Goal 1 =>
Transcribe the part of the forum thread that opens with the words containing "## Gandalf_White" and closes with "to read it?".
Goal 2 =>
In the story posted in the forum thread, what kind of headstone stood over the grave where Scott set up his tent?
Goal 3 =>
Translate this sentence from the story in the forum thread into Spanish: "All night Dave thought he heard ghostly voices."

Text segment =>
Dave and his scout troop were very tired after hiking all day. So when they came to a cemetery the scout leader decided to camp there for the night. All the boys complained but as the leader put it, "It's the only clearing for miles." So dutifully they set up camp for the night. Dave didn't like to admit it, but he was deathly afraid of cemeteries. So when he set up his tent, he made sure he wasn't on any graves. The scout leader decided not to build a fire in a cemetery so he sent them all to bed early. Scott, Dave's friend, had his tent set up right on top of a grave. The headstone was a huge marble angel. Scott wasn't afraid since he thought that ghosts didn't really exist. So as Dave settled down for the night he wrapped himself tight in his sleeping bag and put his pillow over his head. All night Dave thought he heard ghostly voices. He couldn't sleep. Then in the early hours of the morning, he heard the screaming. All of the boys rushed out of their tents to see what was going on. The screaming was coming from Scott's tent. Abruptly, the screaming stopped. The leader told them to stay in their tents. He took a flashlight and walked cautiously towards Scott's tent. Everyone scrambled after him. When they looked in the tent, they saw metal stakes coming up through his tent and piercing his body. His eyes were glassy and his mouth was open in an eternal scream of agony. Blood covered the inside of the tent. On his chest was a tiny marble angel. Outside, the angel headstone was gone. They packed up and buried him right there in the graveyard. That evening they came to a new cemetery. For some strange reason the scout leader decided to sleep there. It wasn't quite dark yet so the boys looked around. Right in the center of the cemetery was the same stone angel that was in the last cemetery. "Dave," said the scouts leader strangely "Why don't you sleep under the angel?" So Dave, trying to prove he wasn't afraid even though he was terrified, slept under the angel. The next morning the boys woke up bright and early. Funny, this time there wasn't even a scream to herald death. The boys found Dave's body lying across the outstretched arms of the angel. His eyes were open and transfixed in terror and dripping down the cold, white marble was dark, red blood.


----------



## Gandalf_White

I have written five chapters of my Middle-earth based book. Most of the names of places are different compared with ME cities and such. Anyone want to read it?


----------



## Isilme

Frodorocks, that's CREEPY!, I love it!!

Gandalf_White, I'd love to read it, if you don't want to post it PM it to me.


----------



## Frodorocks

Thanks so much. You just made my day. I'm glad you like it.


----------



## Phenix

I writ some storys too,but only fantasy storys.

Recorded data
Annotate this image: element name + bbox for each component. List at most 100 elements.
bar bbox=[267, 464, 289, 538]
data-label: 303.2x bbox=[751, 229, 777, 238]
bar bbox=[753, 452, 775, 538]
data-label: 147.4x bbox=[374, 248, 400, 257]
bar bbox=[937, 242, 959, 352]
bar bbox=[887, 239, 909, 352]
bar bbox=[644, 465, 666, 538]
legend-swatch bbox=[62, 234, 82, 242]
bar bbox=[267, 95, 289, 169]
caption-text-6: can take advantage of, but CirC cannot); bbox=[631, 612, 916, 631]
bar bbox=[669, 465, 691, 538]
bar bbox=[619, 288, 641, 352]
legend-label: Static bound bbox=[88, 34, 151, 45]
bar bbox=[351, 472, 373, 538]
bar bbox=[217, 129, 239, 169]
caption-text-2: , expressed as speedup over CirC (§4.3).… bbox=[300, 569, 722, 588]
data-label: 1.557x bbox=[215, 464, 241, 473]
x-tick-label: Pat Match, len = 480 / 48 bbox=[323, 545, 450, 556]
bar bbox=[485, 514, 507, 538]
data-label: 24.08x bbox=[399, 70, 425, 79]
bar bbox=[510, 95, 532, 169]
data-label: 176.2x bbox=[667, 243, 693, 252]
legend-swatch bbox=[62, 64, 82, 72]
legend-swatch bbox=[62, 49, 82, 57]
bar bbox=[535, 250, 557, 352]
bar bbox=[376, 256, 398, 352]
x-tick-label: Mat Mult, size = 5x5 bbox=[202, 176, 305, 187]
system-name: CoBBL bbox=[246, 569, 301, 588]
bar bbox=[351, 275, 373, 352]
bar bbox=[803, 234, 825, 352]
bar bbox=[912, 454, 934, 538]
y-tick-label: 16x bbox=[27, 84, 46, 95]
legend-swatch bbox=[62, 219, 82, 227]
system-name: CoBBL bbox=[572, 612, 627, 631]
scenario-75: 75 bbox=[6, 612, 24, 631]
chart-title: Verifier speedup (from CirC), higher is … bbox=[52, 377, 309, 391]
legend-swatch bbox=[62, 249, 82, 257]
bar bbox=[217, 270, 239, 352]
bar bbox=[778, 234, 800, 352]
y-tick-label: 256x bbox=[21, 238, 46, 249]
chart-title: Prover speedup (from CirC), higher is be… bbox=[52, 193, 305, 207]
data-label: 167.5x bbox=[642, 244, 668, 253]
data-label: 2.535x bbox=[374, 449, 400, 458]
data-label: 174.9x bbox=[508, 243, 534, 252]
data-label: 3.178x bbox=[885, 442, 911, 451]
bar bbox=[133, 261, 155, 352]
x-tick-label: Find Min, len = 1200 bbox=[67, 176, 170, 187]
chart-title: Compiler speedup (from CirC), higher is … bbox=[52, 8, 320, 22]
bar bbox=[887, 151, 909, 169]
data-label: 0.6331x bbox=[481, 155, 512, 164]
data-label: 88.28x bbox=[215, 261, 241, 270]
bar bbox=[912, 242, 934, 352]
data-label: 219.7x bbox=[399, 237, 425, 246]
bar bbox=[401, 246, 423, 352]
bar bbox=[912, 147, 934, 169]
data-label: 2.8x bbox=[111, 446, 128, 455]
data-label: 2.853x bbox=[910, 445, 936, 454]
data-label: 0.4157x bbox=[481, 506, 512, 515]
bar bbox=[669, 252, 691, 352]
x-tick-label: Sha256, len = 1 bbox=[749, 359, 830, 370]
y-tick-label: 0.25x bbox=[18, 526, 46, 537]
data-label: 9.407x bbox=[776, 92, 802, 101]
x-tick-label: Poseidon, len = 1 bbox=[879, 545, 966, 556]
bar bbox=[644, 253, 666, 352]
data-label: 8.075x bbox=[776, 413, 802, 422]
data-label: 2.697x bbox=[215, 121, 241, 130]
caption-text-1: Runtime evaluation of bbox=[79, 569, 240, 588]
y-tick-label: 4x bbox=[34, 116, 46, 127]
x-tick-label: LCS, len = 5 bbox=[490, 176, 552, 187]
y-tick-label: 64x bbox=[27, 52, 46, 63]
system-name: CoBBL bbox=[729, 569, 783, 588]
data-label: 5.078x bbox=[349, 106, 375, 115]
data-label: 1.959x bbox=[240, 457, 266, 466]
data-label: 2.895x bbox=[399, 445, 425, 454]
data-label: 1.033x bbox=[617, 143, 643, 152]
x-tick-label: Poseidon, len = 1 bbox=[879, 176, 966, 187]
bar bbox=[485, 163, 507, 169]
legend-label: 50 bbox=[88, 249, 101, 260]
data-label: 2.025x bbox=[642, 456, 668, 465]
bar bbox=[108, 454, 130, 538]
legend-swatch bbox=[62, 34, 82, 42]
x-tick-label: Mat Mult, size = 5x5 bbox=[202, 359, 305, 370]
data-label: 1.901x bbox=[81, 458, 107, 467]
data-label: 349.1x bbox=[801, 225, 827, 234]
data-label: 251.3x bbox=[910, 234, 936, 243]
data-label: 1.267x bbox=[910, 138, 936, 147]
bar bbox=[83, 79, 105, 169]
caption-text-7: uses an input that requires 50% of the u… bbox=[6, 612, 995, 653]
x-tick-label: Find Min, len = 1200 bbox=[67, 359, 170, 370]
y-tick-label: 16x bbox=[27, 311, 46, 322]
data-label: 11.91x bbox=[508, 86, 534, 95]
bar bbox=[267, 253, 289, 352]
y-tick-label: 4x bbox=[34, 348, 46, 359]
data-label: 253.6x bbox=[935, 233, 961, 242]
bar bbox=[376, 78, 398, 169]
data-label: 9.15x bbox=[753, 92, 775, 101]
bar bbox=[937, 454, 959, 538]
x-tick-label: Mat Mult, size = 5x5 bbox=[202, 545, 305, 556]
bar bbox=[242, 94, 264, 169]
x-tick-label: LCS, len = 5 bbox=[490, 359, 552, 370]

Written reply 1 =>
## Gandalf_White

I have written five chapters of my Middle-earth based book. Most of the names of places are different compared with ME cities and such. Anyone want to read it?

Written reply 2 =>
It was a huge marble angel.

Written reply 3 =>
Durante toda la noche, Dave creyó oír voces fantasmales.